(Figure record extracts)
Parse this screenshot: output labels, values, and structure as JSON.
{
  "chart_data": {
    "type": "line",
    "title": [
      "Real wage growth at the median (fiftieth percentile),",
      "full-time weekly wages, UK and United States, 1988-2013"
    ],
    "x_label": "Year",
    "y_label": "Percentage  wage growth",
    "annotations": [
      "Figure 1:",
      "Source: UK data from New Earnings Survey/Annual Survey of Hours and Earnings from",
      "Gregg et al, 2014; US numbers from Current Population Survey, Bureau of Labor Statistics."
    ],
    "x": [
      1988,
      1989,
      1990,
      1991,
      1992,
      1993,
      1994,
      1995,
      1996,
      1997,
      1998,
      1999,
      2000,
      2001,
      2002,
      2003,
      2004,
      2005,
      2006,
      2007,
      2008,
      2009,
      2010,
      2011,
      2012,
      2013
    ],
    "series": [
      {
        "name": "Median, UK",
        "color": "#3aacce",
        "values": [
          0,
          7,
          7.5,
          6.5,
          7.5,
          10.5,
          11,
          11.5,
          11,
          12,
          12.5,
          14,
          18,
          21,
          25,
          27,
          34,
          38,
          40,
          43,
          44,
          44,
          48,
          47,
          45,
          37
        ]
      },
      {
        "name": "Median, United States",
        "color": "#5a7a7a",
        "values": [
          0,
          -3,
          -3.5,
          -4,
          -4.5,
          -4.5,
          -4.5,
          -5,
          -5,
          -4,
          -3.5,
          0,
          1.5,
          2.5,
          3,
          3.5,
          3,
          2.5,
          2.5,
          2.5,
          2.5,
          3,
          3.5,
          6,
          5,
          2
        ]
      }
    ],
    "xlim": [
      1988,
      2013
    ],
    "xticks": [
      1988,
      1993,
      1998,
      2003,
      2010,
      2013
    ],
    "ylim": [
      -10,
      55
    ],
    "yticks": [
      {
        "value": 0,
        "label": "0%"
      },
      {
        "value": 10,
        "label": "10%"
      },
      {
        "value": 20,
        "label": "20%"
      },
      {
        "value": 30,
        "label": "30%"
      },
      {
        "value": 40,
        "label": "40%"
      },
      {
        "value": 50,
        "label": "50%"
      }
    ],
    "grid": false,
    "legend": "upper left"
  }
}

* [What the task requires]: Scan the material and collect every line that contains "United".

* [The answer]:
      "full-time weekly wages, UK and United States, 1988-2013"
        "name": "Median, United States",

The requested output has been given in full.